Juan Rodríguez Garat

El rearme de España

El problema no es que nos castigue Trump por invertir poco en defensa, lo hacemos nosotros mismos: sin paz, sin respeto y sin voz

El rearme de España.
El rearme de España. / Rodrigo Jiménez / Efe

30 de marzo 2025 - 06:01

Hace algunos días, en una entrevista televisada, me preguntaron si nos castigaría el presidente Trump por habernos quedado a la cola de la inversión en defensa de la Alianza Atlántica. Muchos españoles se estarán haciendo la misma pregunta, desde luego legítima. Sin embargo, creo que se trata de un enfoque equivocado, que disfraza la naturaleza del problema que nuestra sociedad necesita resolver.

### Datos de trabajo:

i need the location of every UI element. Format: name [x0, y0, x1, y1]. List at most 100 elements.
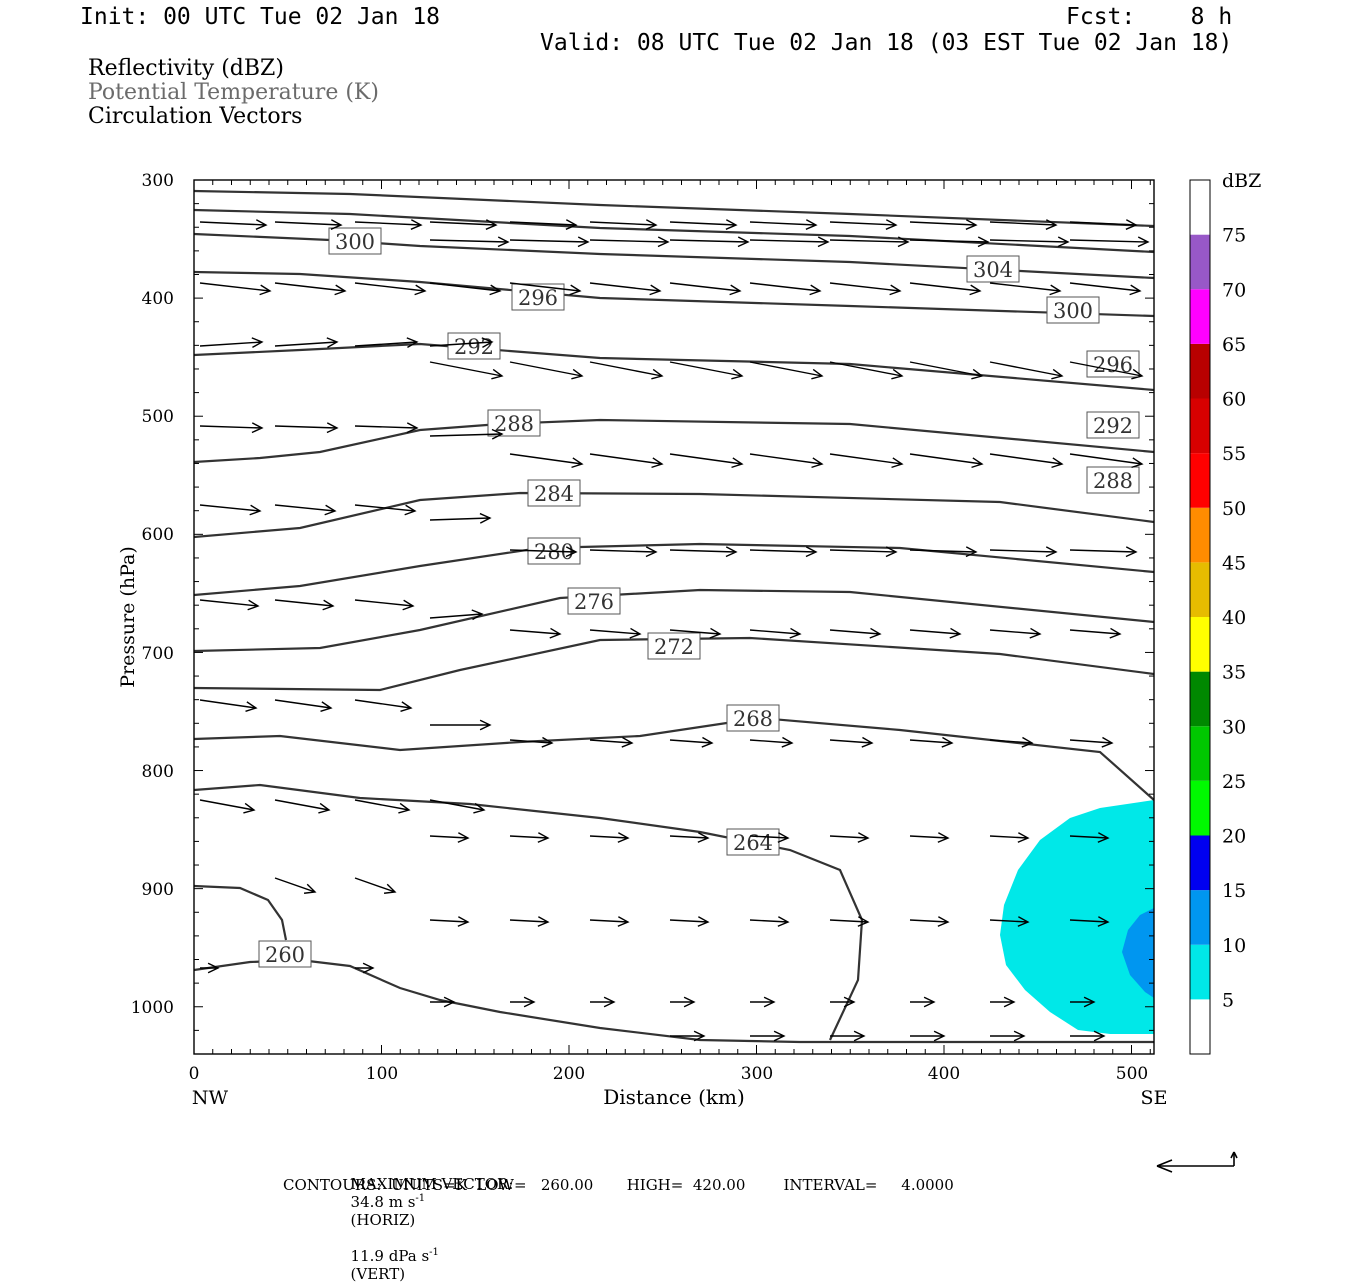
circulation-vector: [749, 546, 818, 558]
theta-contour: [194, 783, 864, 1041]
circulation-vector: [749, 361, 824, 380]
theta-contour: [194, 270, 1154, 318]
svg-text:264: 264: [733, 831, 773, 855]
svg-text:296: 296: [518, 286, 558, 310]
circulation-vector: [199, 282, 272, 296]
circulation-vector: [670, 996, 696, 1008]
circulation-vector: [669, 546, 738, 558]
cross-section-chart: 300 304 296 300 292 296 288 292 284 288 …: [117, 170, 1261, 1173]
contour-label: 292: [1086, 411, 1140, 439]
max-horiz-unit: (HORIZ): [350, 1211, 416, 1229]
theta-contour: [194, 542, 1154, 597]
svg-text:284: 284: [534, 482, 574, 506]
contour-label: 288: [487, 409, 541, 437]
theta-contour: [194, 342, 1154, 392]
circulation-vector: [589, 236, 670, 248]
max-horiz-exponent: -1: [415, 1193, 426, 1204]
circulation-vector: [909, 832, 950, 843]
circulation-vector: [1069, 916, 1110, 927]
circulation-vector: [1069, 236, 1150, 248]
circulation-vector: [589, 219, 658, 230]
circulation-vector: [669, 453, 744, 469]
circulation-vector: [354, 599, 415, 611]
circulation-vector: [429, 236, 510, 248]
colorbar-swatch: [1190, 671, 1210, 727]
y-axis-title: Pressure (hPa): [117, 546, 139, 688]
circulation-vector: [989, 916, 1030, 927]
circulation-vector: [990, 996, 1016, 1008]
circulation-vector: [910, 1030, 946, 1042]
contour-label: 284: [527, 479, 581, 507]
circulation-vector: [509, 736, 554, 748]
circulation-vector: [909, 916, 950, 927]
circulation-vector: [274, 504, 337, 516]
colorbar-swatch: [1190, 999, 1210, 1054]
circulation-vector: [909, 236, 990, 248]
x-tick-label: 200: [553, 1064, 585, 1084]
theta-contour: [194, 588, 1154, 653]
circulation-vector: [354, 282, 427, 296]
contour-label: 268: [726, 704, 780, 732]
circulation-vector: [274, 699, 333, 713]
circulation-vector: [989, 282, 1062, 296]
colorbar-frame: [1189, 179, 1211, 1055]
circulation-vector: [749, 453, 824, 469]
circulation-vector: [1069, 219, 1138, 230]
colorbar-unit: dBZ: [1222, 170, 1261, 192]
contour-label: 272: [647, 632, 701, 660]
contour-label: 260: [258, 940, 312, 968]
colorbar-level-label: 20: [1222, 826, 1246, 848]
circulation-vector: [274, 337, 339, 349]
max-vert-unit: (VERT): [350, 1265, 406, 1283]
colorbar-swatch: [1190, 835, 1210, 891]
y-axis-labels: 300 400 500 600 700 800 900 1000: [131, 171, 174, 1018]
circulation-vector: [354, 219, 423, 230]
svg-text:304: 304: [973, 258, 1013, 282]
x-axis-right-endpoint: SE: [1141, 1087, 1168, 1109]
colorbar-swatch: [1190, 726, 1210, 781]
plot-frame: [193, 179, 1155, 1055]
circulation-vector: [429, 282, 502, 296]
reflectivity-5dbz-area: [1000, 800, 1154, 1034]
colorbar-level-label: 30: [1222, 716, 1246, 738]
theta-contour: [194, 491, 1154, 539]
circulation-vector: [430, 719, 492, 731]
colorbar-swatch: [1190, 890, 1210, 945]
colorbar-swatch: [1190, 180, 1210, 235]
theta-contour: [194, 636, 1154, 692]
circulation-vector: [274, 282, 347, 296]
circulation-vector: [274, 877, 317, 894]
circulation-vector: [1070, 996, 1096, 1008]
circulation-vector: [589, 282, 662, 296]
circulation-vector: [354, 337, 419, 349]
circulation-vector: [1070, 1030, 1106, 1042]
circulation-vector: [589, 361, 664, 380]
circulation-vector: [590, 996, 616, 1008]
circulation-vector: [830, 1030, 866, 1042]
x-tick-label: 300: [741, 1064, 773, 1084]
circulation-vector: [750, 1030, 786, 1042]
circulation-vector: [989, 453, 1064, 469]
circulation-vector: [749, 236, 830, 248]
svg-text:260: 260: [265, 943, 305, 967]
circulation-vector: [829, 282, 902, 296]
circulation-vector: [509, 361, 584, 380]
circulation-vector: [909, 546, 978, 558]
circulation-vector: [829, 736, 874, 748]
colorbar-swatch: [1190, 289, 1210, 344]
circulation-vector: [989, 546, 1058, 558]
colorbar-swatch: [1190, 617, 1210, 672]
x-axis-labels: 0 100 200 300 400 500: [189, 1064, 1149, 1084]
y-tick-label: 1000: [131, 998, 174, 1018]
circulation-vector: [989, 627, 1042, 639]
circulation-vector: [589, 627, 642, 639]
field-circulation-vectors: Circulation Vectors: [88, 104, 303, 129]
circulation-vector: [749, 916, 790, 927]
circulation-vector: [1069, 453, 1144, 469]
circulation-vector: [199, 422, 264, 434]
x-tick-label: 100: [366, 1064, 398, 1084]
circulation-vector: [669, 736, 714, 748]
circulation-vector: [990, 1030, 1026, 1042]
svg-text:272: 272: [654, 635, 694, 659]
forecast-hour: Fcst: 8 h: [1066, 4, 1233, 30]
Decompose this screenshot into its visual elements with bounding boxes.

### Problemas y tareas:
A: ¿Puedes volver a escribir el texto sobre el rearme de España completo y sin ningún cambio?
B: ¿Puedes repetir sin alteraciones, dentro de las entradas, el tramo que va desde la línea que contiene "circulation-vector: [749, 546, 818, 558]" hasta la línea que contiene "y-axis-title: Pressure (hPa): [117, 546, 139, 688]", ambas incluidas?

### Respuestas por tarea:
A:
Juan Rodríguez Garat

El rearme de España

El problema no es que nos castigue Trump por invertir poco en defensa, lo hacemos nosotros mismos: sin paz, sin respeto y sin voz

El rearme de España.
El rearme de España. / Rodrigo Jiménez / Efe

30 de marzo 2025 - 06:01

Hace algunos días, en una entrevista televisada, me preguntaron si nos castigaría el presidente Trump por habernos quedado a la cola de la inversión en defensa de la Alianza Atlántica. Muchos españoles se estarán haciendo la misma pregunta, desde luego legítima. Sin embargo, creo que se trata de un enfoque equivocado, que disfraza la naturaleza del problema que nuestra sociedad necesita resolver.

B:
circulation-vector: [749, 546, 818, 558]
theta-contour: [194, 783, 864, 1041]
circulation-vector: [749, 361, 824, 380]
theta-contour: [194, 270, 1154, 318]
svg-text:264: 264: [733, 831, 773, 855]
svg-text:296: 296: [518, 286, 558, 310]
circulation-vector: [199, 282, 272, 296]
circulation-vector: [670, 996, 696, 1008]
circulation-vector: [669, 546, 738, 558]
cross-section-chart: 300 304 296 300 292 296 288 292 284 288 …: [117, 170, 1261, 1173]
contour-label: 292: [1086, 411, 1140, 439]
max-horiz-unit: (HORIZ): [350, 1211, 416, 1229]
theta-contour: [194, 542, 1154, 597]
svg-text:284: 284: [534, 482, 574, 506]
contour-label: 288: [487, 409, 541, 437]
theta-contour: [194, 342, 1154, 392]
circulation-vector: [589, 236, 670, 248]
max-horiz-exponent: -1: [415, 1193, 426, 1204]
circulation-vector: [909, 832, 950, 843]
circulation-vector: [1069, 916, 1110, 927]
circulation-vector: [1069, 236, 1150, 248]
circulation-vector: [589, 219, 658, 230]
circulation-vector: [669, 453, 744, 469]
circulation-vector: [354, 599, 415, 611]
circulation-vector: [429, 236, 510, 248]
colorbar-swatch: [1190, 671, 1210, 727]
y-axis-title: Pressure (hPa): [117, 546, 139, 688]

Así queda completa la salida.